#### [WORK INSTRUCTIONS]
Your task is to write out the complete listing exactly as it is shown.

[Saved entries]
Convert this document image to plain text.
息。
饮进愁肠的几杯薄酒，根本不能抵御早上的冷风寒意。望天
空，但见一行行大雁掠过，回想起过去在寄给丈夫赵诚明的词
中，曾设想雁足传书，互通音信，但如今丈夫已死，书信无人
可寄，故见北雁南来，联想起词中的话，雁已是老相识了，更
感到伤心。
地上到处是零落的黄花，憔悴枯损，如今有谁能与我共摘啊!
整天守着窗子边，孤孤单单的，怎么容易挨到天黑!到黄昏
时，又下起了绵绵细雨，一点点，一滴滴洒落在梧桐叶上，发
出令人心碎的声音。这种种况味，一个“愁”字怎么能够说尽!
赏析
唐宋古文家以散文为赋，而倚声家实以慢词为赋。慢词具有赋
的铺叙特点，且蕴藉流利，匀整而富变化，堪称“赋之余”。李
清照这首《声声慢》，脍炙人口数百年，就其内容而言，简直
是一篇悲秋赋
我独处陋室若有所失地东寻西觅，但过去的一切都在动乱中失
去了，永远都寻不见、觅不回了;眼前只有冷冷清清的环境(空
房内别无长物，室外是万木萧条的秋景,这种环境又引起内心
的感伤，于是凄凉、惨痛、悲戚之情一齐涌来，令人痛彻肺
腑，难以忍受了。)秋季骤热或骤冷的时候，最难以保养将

#### [WRITTEN REPLY]
Convert this document image to plain text.
息。
饮进愁肠的几杯薄酒，根本不能抵御早上的冷风寒意。望天
空，但见一行行大雁掠过，回想起过去在寄给丈夫赵诚明的词
中，曾设想雁足传书，互通音信，但如今丈夫已死，书信无人
可寄，故见北雁南来，联想起词中的话，雁已是老相识了，更
感到伤心。
地上到处是零落的黄花，憔悴枯损，如今有谁能与我共摘啊!
整天守着窗子边，孤孤单单的，怎么容易挨到天黑!到黄昏
时，又下起了绵绵细雨，一点点，一滴滴洒落在梧桐叶上，发
出令人心碎的声音。这种种况味，一个“愁”字怎么能够说尽!
赏析
唐宋古文家以散文为赋，而倚声家实以慢词为赋。慢词具有赋
的铺叙特点，且蕴藉流利，匀整而富变化，堪称“赋之余”。李
清照这首《声声慢》，脍炙人口数百年，就其内容而言，简直
是一篇悲秋赋
我独处陋室若有所失地东寻西觅，但过去的一切都在动乱中失
去了，永远都寻不见、觅不回了;眼前只有冷冷清清的环境(空
房内别无长物，室外是万木萧条的秋景,这种环境又引起内心
的感伤，于是凄凉、惨痛、悲戚之情一齐涌来，令人痛彻肺
腑，难以忍受了。)秋季骤热或骤冷的时候，最难以保养将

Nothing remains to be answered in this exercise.